**Request**
Write out the data below in full. Keep it exact.

**Records for this exercise**
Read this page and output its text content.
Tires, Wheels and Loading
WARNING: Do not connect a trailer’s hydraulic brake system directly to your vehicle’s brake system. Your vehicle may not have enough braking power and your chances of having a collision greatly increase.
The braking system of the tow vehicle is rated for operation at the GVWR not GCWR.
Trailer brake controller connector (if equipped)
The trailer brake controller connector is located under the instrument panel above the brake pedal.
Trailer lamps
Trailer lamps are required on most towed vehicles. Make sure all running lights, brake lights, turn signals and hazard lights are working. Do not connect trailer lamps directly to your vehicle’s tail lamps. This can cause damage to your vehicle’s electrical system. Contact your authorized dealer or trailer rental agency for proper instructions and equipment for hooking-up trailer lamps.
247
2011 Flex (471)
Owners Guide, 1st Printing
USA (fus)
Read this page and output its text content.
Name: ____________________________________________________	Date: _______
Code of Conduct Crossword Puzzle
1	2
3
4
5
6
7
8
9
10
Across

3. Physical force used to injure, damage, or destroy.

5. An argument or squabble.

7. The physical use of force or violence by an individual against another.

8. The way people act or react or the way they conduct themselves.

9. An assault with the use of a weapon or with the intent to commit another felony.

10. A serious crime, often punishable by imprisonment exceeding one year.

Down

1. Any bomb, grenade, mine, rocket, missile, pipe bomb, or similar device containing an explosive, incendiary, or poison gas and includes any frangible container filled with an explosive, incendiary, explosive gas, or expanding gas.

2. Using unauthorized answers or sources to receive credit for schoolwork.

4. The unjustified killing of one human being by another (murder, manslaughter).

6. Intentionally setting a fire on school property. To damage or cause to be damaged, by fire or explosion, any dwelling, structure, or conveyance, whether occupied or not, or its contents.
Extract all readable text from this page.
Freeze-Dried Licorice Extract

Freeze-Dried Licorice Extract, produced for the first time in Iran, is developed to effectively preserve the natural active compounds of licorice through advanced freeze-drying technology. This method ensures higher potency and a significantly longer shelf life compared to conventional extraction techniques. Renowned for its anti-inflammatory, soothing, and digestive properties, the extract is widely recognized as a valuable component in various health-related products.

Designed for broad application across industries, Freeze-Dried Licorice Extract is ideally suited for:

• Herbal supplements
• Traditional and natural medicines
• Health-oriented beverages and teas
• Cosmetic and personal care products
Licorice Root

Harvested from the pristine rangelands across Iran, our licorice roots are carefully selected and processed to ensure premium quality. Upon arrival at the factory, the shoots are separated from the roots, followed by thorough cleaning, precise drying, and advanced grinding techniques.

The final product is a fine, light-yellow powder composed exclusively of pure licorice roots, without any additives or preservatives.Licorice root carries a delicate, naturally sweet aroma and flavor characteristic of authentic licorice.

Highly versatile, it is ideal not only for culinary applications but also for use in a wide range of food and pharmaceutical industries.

**The reply**
Read this page and output its text content.
Tires, Wheels and Loading
WARNING: Do not connect a trailer’s hydraulic brake system directly to your vehicle’s brake system. Your vehicle may not have enough braking power and your chances of having a collision greatly increase.
The braking system of the tow vehicle is rated for operation at the GVWR not GCWR.
Trailer brake controller connector (if equipped)
The trailer brake controller connector is located under the instrument panel above the brake pedal.
Trailer lamps
Trailer lamps are required on most towed vehicles. Make sure all running lights, brake lights, turn signals and hazard lights are working. Do not connect trailer lamps directly to your vehicle’s tail lamps. This can cause damage to your vehicle’s electrical system. Contact your authorized dealer or trailer rental agency for proper instructions and equipment for hooking-up trailer lamps.
247
2011 Flex (471)
Owners Guide, 1st Printing
USA (fus)
Read this page and output its text content.
Name: ____________________________________________________	Date: _______
Code of Conduct Crossword Puzzle
1	2
3
4
5
6
7
8
9
10
Across

3. Physical force used to injure, damage, or destroy.

5. An argument or squabble.

7. The physical use of force or violence by an individual against another.

8. The way people act or react or the way they conduct themselves.

9. An assault with the use of a weapon or with the intent to commit another felony.

10. A serious crime, often punishable by imprisonment exceeding one year.

Down

1. Any bomb, grenade, mine, rocket, missile, pipe bomb, or similar device containing an explosive, incendiary, or poison gas and includes any frangible container filled with an explosive, incendiary, explosive gas, or expanding gas.

2. Using unauthorized answers or sources to receive credit for schoolwork.

4. The unjustified killing of one human being by another (murder, manslaughter).

6. Intentionally setting a fire on school property. To damage or cause to be damaged, by fire or explosion, any dwelling, structure, or conveyance, whether occupied or not, or its contents.
Extract all readable text from this page.
Freeze-Dried Licorice Extract

Freeze-Dried Licorice Extract, produced for the first time in Iran, is developed to effectively preserve the natural active compounds of licorice through advanced freeze-drying technology. This method ensures higher potency and a significantly longer shelf life compared to conventional extraction techniques. Renowned for its anti-inflammatory, soothing, and digestive properties, the extract is widely recognized as a valuable component in various health-related products.

Designed for broad application across industries, Freeze-Dried Licorice Extract is ideally suited for:

• Herbal supplements
• Traditional and natural medicines
• Health-oriented beverages and teas
• Cosmetic and personal care products
Licorice Root

Harvested from the pristine rangelands across Iran, our licorice roots are carefully selected and processed to ensure premium quality. Upon arrival at the factory, the shoots are separated from the roots, followed by thorough cleaning, precise drying, and advanced grinding techniques.

The final product is a fine, light-yellow powder composed exclusively of pure licorice roots, without any additives or preservatives.Licorice root carries a delicate, naturally sweet aroma and flavor characteristic of authentic licorice.

Highly versatile, it is ideal not only for culinary applications but also for use in a wide range of food and pharmaceutical industries.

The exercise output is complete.